Task directions >>
The data below should be restated word for word, with every picture omitted.

════════════════════

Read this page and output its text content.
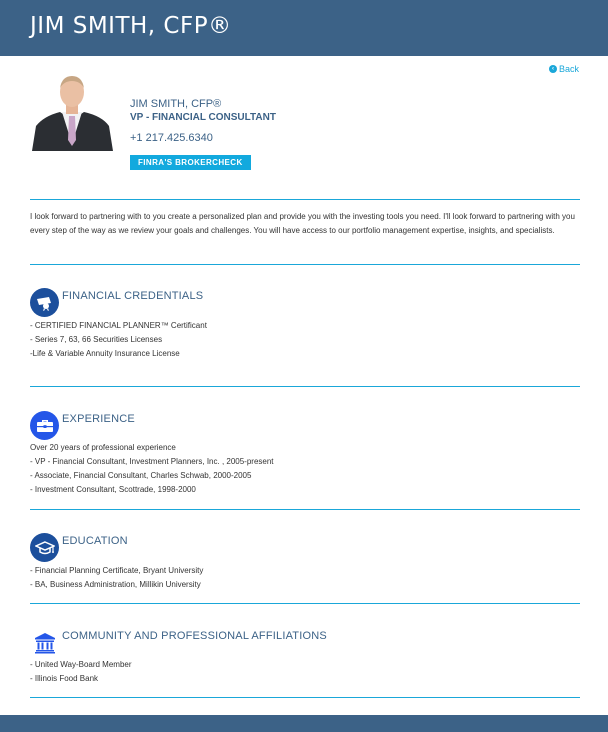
JIM SMITH, CFP®
‹ Back
JIM SMITH, CFP®
VP - FINANCIAL CONSULTANT
+1 217.425.6340
FINRA'S BROKERCHECK
I look forward to partnering with to you create a personalized plan and provide you with the investing tools you need. I'll look forward to partnering with you every step of the way as we review your goals and challenges. You will have access to our portfolio management expertise, insights, and specialists.
FINANCIAL CREDENTIALS
- CERTIFIED FINANCIAL PLANNER™ Certificant
- Series 7, 63, 66 Securities Licenses
-Life & Variable Annuity Insurance License
EXPERIENCE
Over 20 years of professional experience
- VP - Financial Consultant, Investment Planners, Inc. , 2005-present
- Associate, Financial Consultant, Charles Schwab, 2000-2005
- Investment Consultant, Scottrade, 1998-2000
EDUCATION
- Financial Planning Certificate, Bryant University
- BA, Business Administration, Millikin University
COMMUNITY AND PROFESSIONAL AFFILIATIONS
- United Way-Board Member
- Illinois Food Bank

════════════════════

Output >>
Read this page and output its text content.
JIM SMITH, CFP®
‹ Back
JIM SMITH, CFP®
VP - FINANCIAL CONSULTANT
+1 217.425.6340
FINRA'S BROKERCHECK
I look forward to partnering with to you create a personalized plan and provide you with the investing tools you need. I'll look forward to partnering with you every step of the way as we review your goals and challenges. You will have access to our portfolio management expertise, insights, and specialists.
FINANCIAL CREDENTIALS
- CERTIFIED FINANCIAL PLANNER™ Certificant
- Series 7, 63, 66 Securities Licenses
-Life & Variable Annuity Insurance License
EXPERIENCE
Over 20 years of professional experience
- VP - Financial Consultant, Investment Planners, Inc. , 2005-present
- Associate, Financial Consultant, Charles Schwab, 2000-2005
- Investment Consultant, Scottrade, 1998-2000
EDUCATION
- Financial Planning Certificate, Bryant University
- BA, Business Administration, Millikin University
COMMUNITY AND PROFESSIONAL AFFILIATIONS
- United Way-Board Member
- Illinois Food Bank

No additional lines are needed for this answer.